» **What you should do**
Return the full listing exactly as it is written.

Collected data:
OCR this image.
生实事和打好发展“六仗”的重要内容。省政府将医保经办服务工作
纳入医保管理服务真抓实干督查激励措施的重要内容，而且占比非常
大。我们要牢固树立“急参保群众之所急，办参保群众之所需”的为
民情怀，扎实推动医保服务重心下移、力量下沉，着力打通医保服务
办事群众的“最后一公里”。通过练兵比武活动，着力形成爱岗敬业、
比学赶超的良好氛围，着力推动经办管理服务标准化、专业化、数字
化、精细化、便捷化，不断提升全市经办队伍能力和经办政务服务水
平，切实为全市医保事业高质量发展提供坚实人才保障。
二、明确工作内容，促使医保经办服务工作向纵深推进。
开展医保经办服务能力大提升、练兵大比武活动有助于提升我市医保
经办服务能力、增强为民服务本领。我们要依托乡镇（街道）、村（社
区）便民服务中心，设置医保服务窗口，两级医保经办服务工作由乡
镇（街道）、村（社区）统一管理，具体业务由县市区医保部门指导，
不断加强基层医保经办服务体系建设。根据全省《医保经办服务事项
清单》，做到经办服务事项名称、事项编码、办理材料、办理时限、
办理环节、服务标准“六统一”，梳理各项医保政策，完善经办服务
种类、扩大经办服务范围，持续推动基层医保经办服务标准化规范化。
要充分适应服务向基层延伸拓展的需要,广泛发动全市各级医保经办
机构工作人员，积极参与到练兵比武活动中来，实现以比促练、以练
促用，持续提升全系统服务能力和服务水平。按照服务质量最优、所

» **Response**
OCR this image.
生实事和打好发展“六仗”的重要内容。省政府将医保经办服务工作
纳入医保管理服务真抓实干督查激励措施的重要内容，而且占比非常
大。我们要牢固树立“急参保群众之所急，办参保群众之所需”的为
民情怀，扎实推动医保服务重心下移、力量下沉，着力打通医保服务
办事群众的“最后一公里”。通过练兵比武活动，着力形成爱岗敬业、
比学赶超的良好氛围，着力推动经办管理服务标准化、专业化、数字
化、精细化、便捷化，不断提升全市经办队伍能力和经办政务服务水
平，切实为全市医保事业高质量发展提供坚实人才保障。
二、明确工作内容，促使医保经办服务工作向纵深推进。
开展医保经办服务能力大提升、练兵大比武活动有助于提升我市医保
经办服务能力、增强为民服务本领。我们要依托乡镇（街道）、村（社
区）便民服务中心，设置医保服务窗口，两级医保经办服务工作由乡
镇（街道）、村（社区）统一管理，具体业务由县市区医保部门指导，
不断加强基层医保经办服务体系建设。根据全省《医保经办服务事项
清单》，做到经办服务事项名称、事项编码、办理材料、办理时限、
办理环节、服务标准“六统一”，梳理各项医保政策，完善经办服务
种类、扩大经办服务范围，持续推动基层医保经办服务标准化规范化。
要充分适应服务向基层延伸拓展的需要,广泛发动全市各级医保经办
机构工作人员，积极参与到练兵比武活动中来，实现以比促练、以练
促用，持续提升全系统服务能力和服务水平。按照服务质量最优、所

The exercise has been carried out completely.